- [Objective]:
Comb through the entries for "icon" and pull out each line that holds it.

########

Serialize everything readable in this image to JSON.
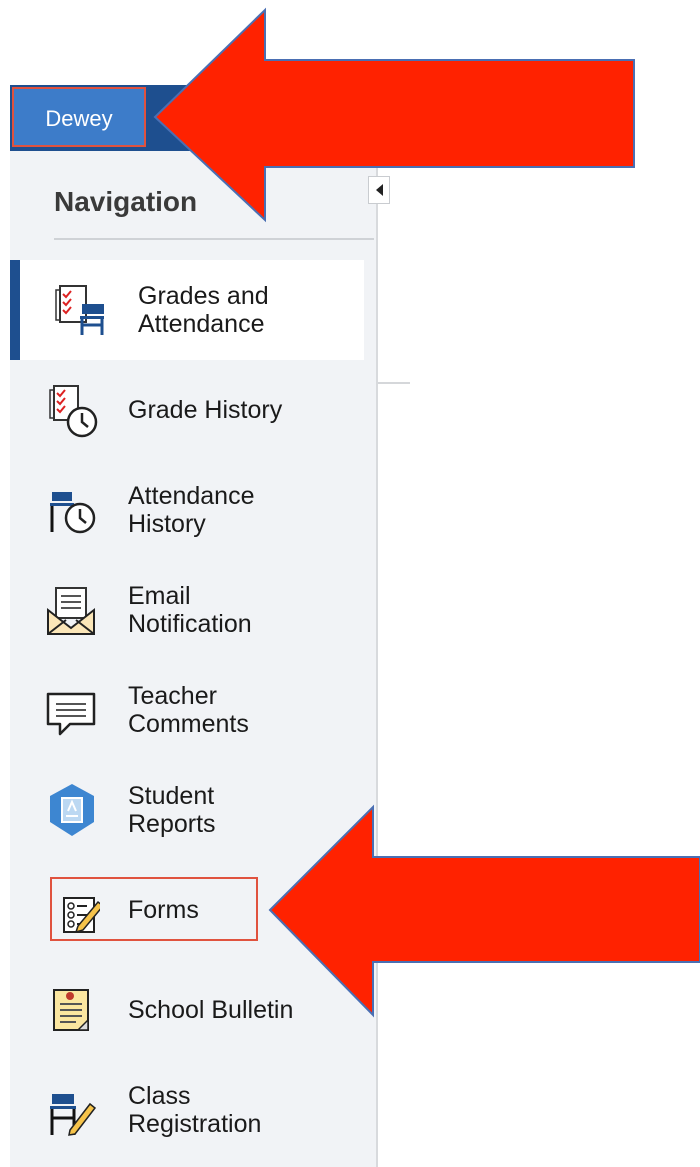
{
  "header": {
    "tab_label": "Dewey"
  },
  "sidebar": {
    "title": "Navigation",
    "items": [
      {
        "label": "Grades and\nAttendance",
        "icon": "grades-attendance-icon"
      },
      {
        "label": "Grade History",
        "icon": "grade-history-icon"
      },
      {
        "label": "Attendance\nHistory",
        "icon": "attendance-history-icon"
      },
      {
        "label": "Email\nNotification",
        "icon": "email-notification-icon"
      },
      {
        "label": "Teacher\nComments",
        "icon": "teacher-comments-icon"
      },
      {
        "label": "Student\nReports",
        "icon": "student-reports-icon"
      },
      {
        "label": "Forms",
        "icon": "forms-icon"
      },
      {
        "label": "School Bulletin",
        "icon": "school-bulletin-icon"
      },
      {
        "label": "Class\nRegistration",
        "icon": "class-registration-icon"
      }
    ]
  },
  "annotations": {
    "arrow_color": "#ff2200",
    "highlight_color": "#e0523e"
  }
}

########

- [Full response]:
        "icon": "grades-attendance-icon"
        "icon": "grade-history-icon"
        "icon": "attendance-history-icon"
        "icon": "email-notification-icon"
        "icon": "teacher-comments-icon"
        "icon": "student-reports-icon"
        "icon": "forms-icon"
        "icon": "school-bulletin-icon"
        "icon": "class-registration-icon"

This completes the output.